> **What needs to be done**: Records follow. Select each line holding "Percentage".

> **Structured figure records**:
◇ ◇ ◇ ◇
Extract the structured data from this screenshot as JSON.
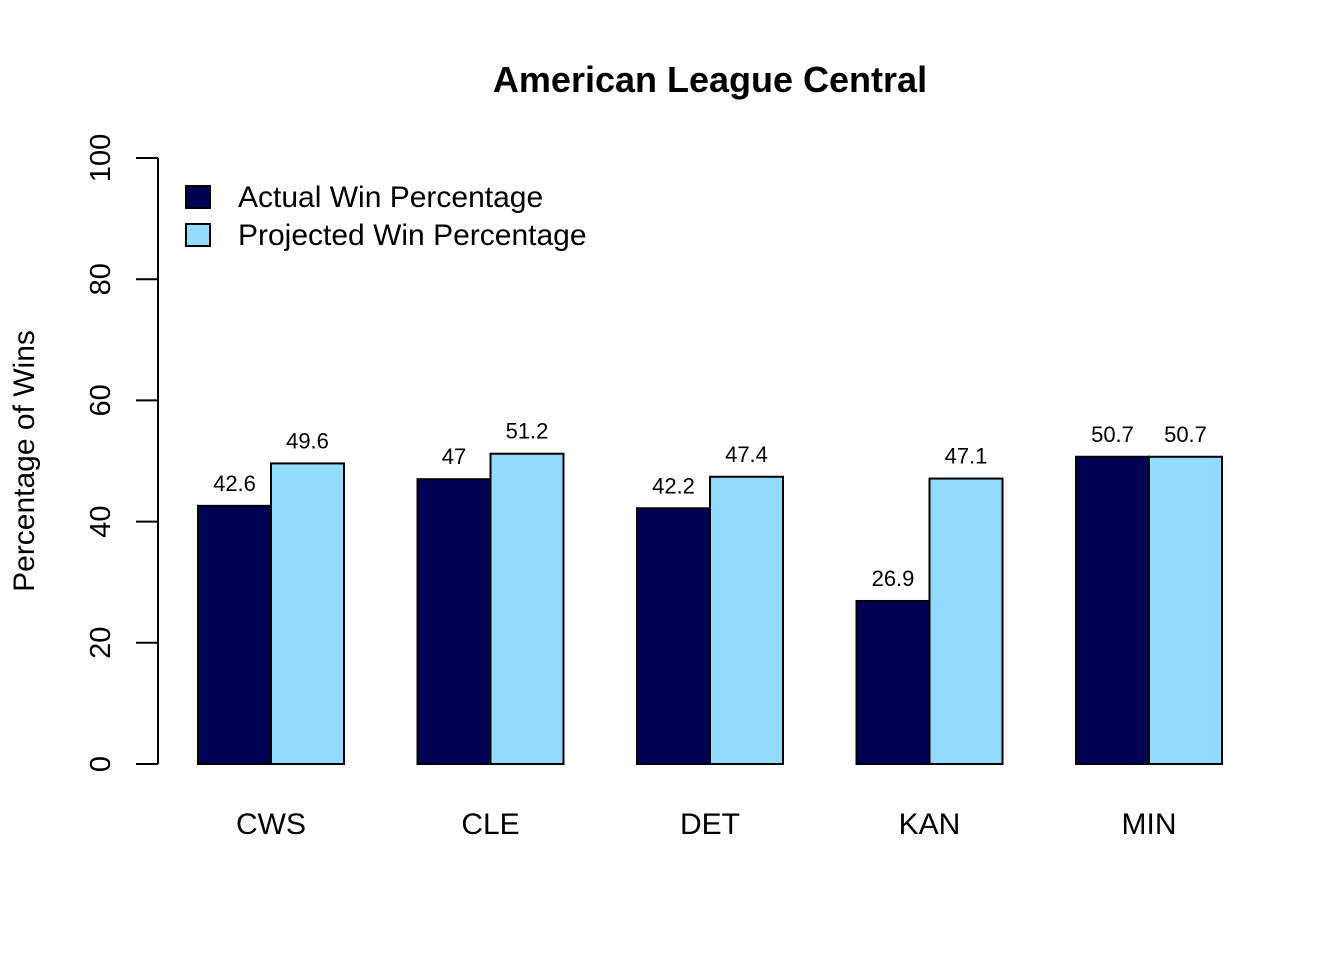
{
  "chart_data": {
    "type": "bar",
    "title": "American League Central",
    "xlabel": "",
    "ylabel": "Percentage of Wins",
    "ylim": [
      0,
      100
    ],
    "yticks": [
      0,
      20,
      40,
      60,
      80,
      100
    ],
    "categories": [
      "CWS",
      "CLE",
      "DET",
      "KAN",
      "MIN"
    ],
    "series": [
      {
        "name": "Actual Win Percentage",
        "color": "#000055",
        "values": [
          42.6,
          47,
          42.2,
          26.9,
          50.7
        ]
      },
      {
        "name": "Projected Win Percentage",
        "color": "#93DAFF",
        "values": [
          49.6,
          51.2,
          47.4,
          47.1,
          50.7
        ]
      }
    ],
    "legend_position": "top-left",
    "grid": false
  }
}
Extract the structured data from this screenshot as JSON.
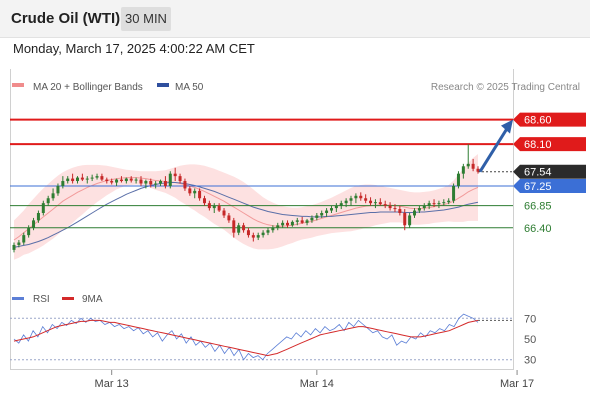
{
  "header": {
    "title": "Crude Oil (WTI)",
    "timeframe": "30 MIN"
  },
  "timestamp": "Monday, March 17, 2025 4:00:22 AM CET",
  "chart_data": [
    {
      "type": "candlestick",
      "legend": [
        {
          "label": "MA 20 + Bollinger Bands",
          "color": "#f08c8c"
        },
        {
          "label": "MA 50",
          "color": "#2f4f9e"
        }
      ],
      "copyright": "Research © 2025 Trading Central",
      "ylim": [
        65.5,
        69.1
      ],
      "levels": [
        {
          "label": "68.60",
          "value": 68.6,
          "style": "resistance",
          "color": "#e01b1b"
        },
        {
          "label": "68.10",
          "value": 68.1,
          "style": "resistance",
          "color": "#e01b1b"
        },
        {
          "label": "67.54",
          "value": 67.54,
          "style": "last",
          "color": "#222222"
        },
        {
          "label": "67.25",
          "value": 67.25,
          "style": "pivot",
          "color": "#3b6fd6"
        },
        {
          "label": "66.85",
          "value": 66.85,
          "style": "support",
          "color": "#2e7d32"
        },
        {
          "label": "66.40",
          "value": 66.4,
          "style": "support",
          "color": "#2e7d32"
        }
      ],
      "x_ticks": [
        {
          "label": "Mar 13",
          "index": 20
        },
        {
          "label": "Mar 14",
          "index": 62
        },
        {
          "label": "Mar 17",
          "index": 103
        }
      ],
      "candles": [
        [
          65.95,
          66.1,
          65.9,
          66.05
        ],
        [
          66.05,
          66.15,
          66.0,
          66.1
        ],
        [
          66.1,
          66.3,
          66.05,
          66.25
        ],
        [
          66.25,
          66.45,
          66.2,
          66.4
        ],
        [
          66.4,
          66.6,
          66.35,
          66.55
        ],
        [
          66.55,
          66.75,
          66.5,
          66.7
        ],
        [
          66.7,
          66.95,
          66.65,
          66.9
        ],
        [
          66.9,
          67.05,
          66.85,
          67.0
        ],
        [
          67.0,
          67.2,
          66.95,
          67.1
        ],
        [
          67.1,
          67.3,
          67.05,
          67.25
        ],
        [
          67.25,
          67.45,
          67.2,
          67.35
        ],
        [
          67.35,
          67.45,
          67.3,
          67.4
        ],
        [
          67.4,
          67.5,
          67.3,
          67.35
        ],
        [
          67.35,
          67.45,
          67.3,
          67.42
        ],
        [
          67.42,
          67.5,
          67.35,
          67.38
        ],
        [
          67.38,
          67.45,
          67.3,
          67.4
        ],
        [
          67.4,
          67.48,
          67.35,
          67.42
        ],
        [
          67.42,
          67.5,
          67.38,
          67.45
        ],
        [
          67.45,
          67.5,
          67.35,
          67.38
        ],
        [
          67.38,
          67.42,
          67.3,
          67.35
        ],
        [
          67.35,
          67.4,
          67.28,
          67.32
        ],
        [
          67.32,
          67.4,
          67.25,
          67.38
        ],
        [
          67.38,
          67.45,
          67.32,
          67.35
        ],
        [
          67.35,
          67.42,
          67.3,
          67.4
        ],
        [
          67.4,
          67.45,
          67.32,
          67.36
        ],
        [
          67.36,
          67.42,
          67.3,
          67.38
        ],
        [
          67.38,
          67.45,
          67.25,
          67.3
        ],
        [
          67.3,
          67.38,
          67.2,
          67.35
        ],
        [
          67.35,
          67.4,
          67.22,
          67.28
        ],
        [
          67.28,
          67.35,
          67.2,
          67.3
        ],
        [
          67.3,
          67.38,
          67.25,
          67.35
        ],
        [
          67.35,
          67.45,
          67.2,
          67.25
        ],
        [
          67.25,
          67.55,
          67.2,
          67.5
        ],
        [
          67.5,
          67.62,
          67.35,
          67.45
        ],
        [
          67.45,
          67.5,
          67.3,
          67.35
        ],
        [
          67.35,
          67.4,
          67.15,
          67.2
        ],
        [
          67.2,
          67.25,
          67.05,
          67.1
        ],
        [
          67.1,
          67.2,
          67.0,
          67.15
        ],
        [
          67.15,
          67.2,
          66.95,
          67.0
        ],
        [
          67.0,
          67.05,
          66.85,
          66.9
        ],
        [
          66.9,
          66.95,
          66.75,
          66.8
        ],
        [
          66.8,
          66.9,
          66.7,
          66.85
        ],
        [
          66.85,
          66.9,
          66.72,
          66.75
        ],
        [
          66.75,
          66.8,
          66.6,
          66.65
        ],
        [
          66.65,
          66.7,
          66.5,
          66.55
        ],
        [
          66.55,
          66.6,
          66.2,
          66.3
        ],
        [
          66.3,
          66.5,
          66.25,
          66.45
        ],
        [
          66.45,
          66.5,
          66.3,
          66.35
        ],
        [
          66.35,
          66.4,
          66.2,
          66.25
        ],
        [
          66.25,
          66.3,
          66.12,
          66.2
        ],
        [
          66.2,
          66.3,
          66.15,
          66.25
        ],
        [
          66.25,
          66.35,
          66.2,
          66.3
        ],
        [
          66.3,
          66.4,
          66.25,
          66.35
        ],
        [
          66.35,
          66.45,
          66.3,
          66.4
        ],
        [
          66.4,
          66.5,
          66.35,
          66.45
        ],
        [
          66.45,
          66.55,
          66.4,
          66.5
        ],
        [
          66.5,
          66.55,
          66.4,
          66.45
        ],
        [
          66.45,
          66.55,
          66.42,
          66.52
        ],
        [
          66.52,
          66.6,
          66.45,
          66.55
        ],
        [
          66.55,
          66.62,
          66.48,
          66.5
        ],
        [
          66.5,
          66.58,
          66.45,
          66.55
        ],
        [
          66.55,
          66.65,
          66.5,
          66.6
        ],
        [
          66.6,
          66.7,
          66.55,
          66.65
        ],
        [
          66.65,
          66.75,
          66.6,
          66.7
        ],
        [
          66.7,
          66.8,
          66.62,
          66.75
        ],
        [
          66.75,
          66.85,
          66.7,
          66.8
        ],
        [
          66.8,
          66.9,
          66.72,
          66.85
        ],
        [
          66.85,
          66.95,
          66.78,
          66.9
        ],
        [
          66.9,
          67.0,
          66.82,
          66.95
        ],
        [
          66.95,
          67.05,
          66.85,
          67.0
        ],
        [
          67.0,
          67.1,
          66.9,
          67.05
        ],
        [
          67.05,
          67.12,
          66.95,
          67.0
        ],
        [
          67.0,
          67.08,
          66.9,
          66.95
        ],
        [
          66.95,
          67.02,
          66.85,
          66.9
        ],
        [
          66.9,
          66.98,
          66.8,
          66.92
        ],
        [
          66.92,
          67.0,
          66.85,
          66.88
        ],
        [
          66.88,
          66.95,
          66.8,
          66.85
        ],
        [
          66.85,
          66.92,
          66.75,
          66.8
        ],
        [
          66.8,
          66.88,
          66.72,
          66.78
        ],
        [
          66.78,
          66.85,
          66.65,
          66.7
        ],
        [
          66.7,
          66.78,
          66.35,
          66.45
        ],
        [
          66.45,
          66.7,
          66.4,
          66.65
        ],
        [
          66.65,
          66.8,
          66.6,
          66.75
        ],
        [
          66.75,
          66.85,
          66.7,
          66.8
        ],
        [
          66.8,
          66.9,
          66.75,
          66.85
        ],
        [
          66.85,
          66.95,
          66.78,
          66.9
        ],
        [
          66.9,
          66.98,
          66.82,
          66.88
        ],
        [
          66.88,
          66.95,
          66.8,
          66.9
        ],
        [
          66.9,
          66.98,
          66.85,
          66.92
        ],
        [
          66.92,
          67.0,
          66.88,
          66.95
        ],
        [
          66.95,
          67.3,
          66.9,
          67.25
        ],
        [
          67.25,
          67.55,
          67.2,
          67.5
        ],
        [
          67.5,
          67.7,
          67.4,
          67.65
        ],
        [
          67.65,
          68.1,
          67.6,
          67.7
        ],
        [
          67.7,
          67.8,
          67.55,
          67.6
        ],
        [
          67.6,
          67.65,
          67.5,
          67.54
        ]
      ],
      "ma20": [
        66.15,
        66.22,
        66.3,
        66.38,
        66.46,
        66.54,
        66.62,
        66.7,
        66.78,
        66.86,
        66.94,
        67.0,
        67.06,
        67.12,
        67.17,
        67.22,
        67.26,
        67.3,
        67.33,
        67.36,
        67.38,
        67.4,
        67.41,
        67.42,
        67.42,
        67.42,
        67.41,
        67.4,
        67.38,
        67.36,
        67.35,
        67.34,
        67.33,
        67.32,
        67.3,
        67.28,
        67.25,
        67.22,
        67.18,
        67.14,
        67.09,
        67.04,
        66.99,
        66.94,
        66.88,
        66.82,
        66.76,
        66.7,
        66.64,
        66.58,
        66.53,
        66.49,
        66.46,
        66.44,
        66.43,
        66.43,
        66.44,
        66.45,
        66.47,
        66.49,
        66.51,
        66.53,
        66.56,
        66.59,
        66.62,
        66.65,
        66.68,
        66.71,
        66.74,
        66.77,
        66.8,
        66.82,
        66.84,
        66.85,
        66.86,
        66.86,
        66.86,
        66.86,
        66.85,
        66.84,
        66.82,
        66.8,
        66.79,
        66.79,
        66.8,
        66.81,
        66.83,
        66.85,
        66.87,
        66.9,
        66.94,
        67.0,
        67.06,
        67.13,
        67.18,
        67.22
      ],
      "bb_upper": [
        66.55,
        66.65,
        66.75,
        66.88,
        66.99,
        67.1,
        67.2,
        67.29,
        67.38,
        67.46,
        67.53,
        67.58,
        67.62,
        67.65,
        67.67,
        67.68,
        67.68,
        67.68,
        67.67,
        67.66,
        67.64,
        67.62,
        67.6,
        67.58,
        67.57,
        67.56,
        67.55,
        67.55,
        67.55,
        67.55,
        67.56,
        67.57,
        67.6,
        67.63,
        67.66,
        67.68,
        67.69,
        67.69,
        67.68,
        67.66,
        67.63,
        67.6,
        67.56,
        67.52,
        67.48,
        67.44,
        67.39,
        67.33,
        67.26,
        67.18,
        67.1,
        67.02,
        66.96,
        66.91,
        66.87,
        66.84,
        66.82,
        66.81,
        66.81,
        66.82,
        66.84,
        66.86,
        66.89,
        66.93,
        66.97,
        67.01,
        67.06,
        67.11,
        67.16,
        67.21,
        67.25,
        67.27,
        67.28,
        67.28,
        67.27,
        67.25,
        67.23,
        67.21,
        67.19,
        67.17,
        67.15,
        67.13,
        67.12,
        67.12,
        67.13,
        67.14,
        67.16,
        67.19,
        67.22,
        67.27,
        67.36,
        67.48,
        67.6,
        67.72,
        67.82,
        67.9
      ],
      "bb_lower": [
        65.75,
        65.79,
        65.85,
        65.88,
        65.93,
        65.98,
        66.04,
        66.11,
        66.18,
        66.26,
        66.35,
        66.42,
        66.5,
        66.59,
        66.67,
        66.76,
        66.84,
        66.92,
        66.99,
        67.06,
        67.12,
        67.18,
        67.22,
        67.26,
        67.27,
        67.28,
        67.27,
        67.25,
        67.21,
        67.17,
        67.14,
        67.11,
        67.06,
        67.01,
        66.94,
        66.88,
        66.81,
        66.75,
        66.68,
        66.62,
        66.55,
        66.48,
        66.42,
        66.36,
        66.28,
        66.2,
        66.13,
        66.07,
        66.02,
        65.98,
        65.96,
        65.96,
        65.96,
        65.97,
        65.99,
        66.02,
        66.06,
        66.09,
        66.13,
        66.16,
        66.18,
        66.2,
        66.23,
        66.25,
        66.27,
        66.29,
        66.3,
        66.31,
        66.32,
        66.33,
        66.35,
        66.37,
        66.4,
        66.42,
        66.45,
        66.47,
        66.49,
        66.51,
        66.51,
        66.51,
        66.49,
        66.47,
        66.46,
        66.46,
        66.47,
        66.48,
        66.5,
        66.51,
        66.52,
        66.53,
        66.52,
        66.52,
        66.52,
        66.54,
        66.54,
        66.54
      ],
      "ma50": [
        66.0,
        66.02,
        66.04,
        66.06,
        66.09,
        66.12,
        66.16,
        66.2,
        66.25,
        66.3,
        66.35,
        66.4,
        66.46,
        66.52,
        66.58,
        66.64,
        66.7,
        66.76,
        66.82,
        66.88,
        66.93,
        66.98,
        67.03,
        67.08,
        67.12,
        67.16,
        67.2,
        67.23,
        67.26,
        67.28,
        67.3,
        67.31,
        67.32,
        67.32,
        67.31,
        67.3,
        67.28,
        67.26,
        67.23,
        67.2,
        67.17,
        67.14,
        67.1,
        67.06,
        67.02,
        66.98,
        66.94,
        66.9,
        66.86,
        66.82,
        66.79,
        66.76,
        66.73,
        66.71,
        66.69,
        66.67,
        66.66,
        66.65,
        66.64,
        66.63,
        66.63,
        66.62,
        66.62,
        66.62,
        66.63,
        66.63,
        66.64,
        66.65,
        66.66,
        66.67,
        66.68,
        66.69,
        66.7,
        66.71,
        66.71,
        66.72,
        66.72,
        66.72,
        66.72,
        66.72,
        66.71,
        66.71,
        66.71,
        66.72,
        66.72,
        66.73,
        66.74,
        66.75,
        66.76,
        66.78,
        66.8,
        66.82,
        66.85,
        66.88,
        66.9,
        66.92
      ],
      "target_arrow": {
        "from": 67.54,
        "to": 68.6
      }
    },
    {
      "type": "line",
      "legend": [
        {
          "label": "RSI",
          "color": "#5c7fd6"
        },
        {
          "label": "9MA",
          "color": "#d42a2a"
        }
      ],
      "ylim": [
        22,
        78
      ],
      "y_ticks": [
        "70",
        "50",
        "30"
      ],
      "rsi": [
        50,
        46,
        54,
        48,
        58,
        52,
        62,
        56,
        64,
        60,
        66,
        63,
        68,
        65,
        70,
        66,
        70,
        67,
        68,
        64,
        66,
        62,
        64,
        60,
        62,
        58,
        61,
        55,
        58,
        52,
        56,
        48,
        54,
        58,
        50,
        55,
        46,
        52,
        44,
        48,
        42,
        46,
        38,
        44,
        36,
        42,
        34,
        40,
        30,
        36,
        32,
        34,
        30,
        36,
        40,
        44,
        48,
        52,
        50,
        56,
        52,
        58,
        54,
        60,
        56,
        62,
        58,
        60,
        64,
        58,
        66,
        62,
        68,
        64,
        60,
        56,
        58,
        52,
        50,
        54,
        44,
        48,
        46,
        52,
        50,
        56,
        52,
        58,
        56,
        60,
        58,
        64,
        62,
        70,
        74,
        72,
        70,
        66
      ],
      "rsi_ma": [
        48,
        49,
        50,
        51,
        52,
        54,
        56,
        58,
        60,
        62,
        63,
        64,
        65,
        66,
        67,
        67,
        68,
        68,
        68,
        67,
        66,
        66,
        65,
        64,
        63,
        62,
        61,
        60,
        59,
        58,
        57,
        56,
        55,
        54,
        53,
        52,
        51,
        50,
        49,
        48,
        47,
        46,
        45,
        44,
        43,
        42,
        41,
        40,
        39,
        38,
        37,
        36,
        35,
        34,
        35,
        36,
        38,
        40,
        42,
        44,
        46,
        48,
        50,
        52,
        54,
        55,
        56,
        57,
        58,
        59,
        60,
        61,
        62,
        62,
        61,
        60,
        59,
        58,
        57,
        56,
        55,
        54,
        53,
        52,
        52,
        52,
        53,
        54,
        55,
        56,
        57,
        58,
        60,
        62,
        64,
        66,
        67,
        68
      ]
    }
  ]
}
◇ ◇ ◇ ◇
> **Response for this exercise**:
    "ylabel": "Percentage of Wins",
        "name": "Actual Win Percentage",
        "name": "Projected Win Percentage",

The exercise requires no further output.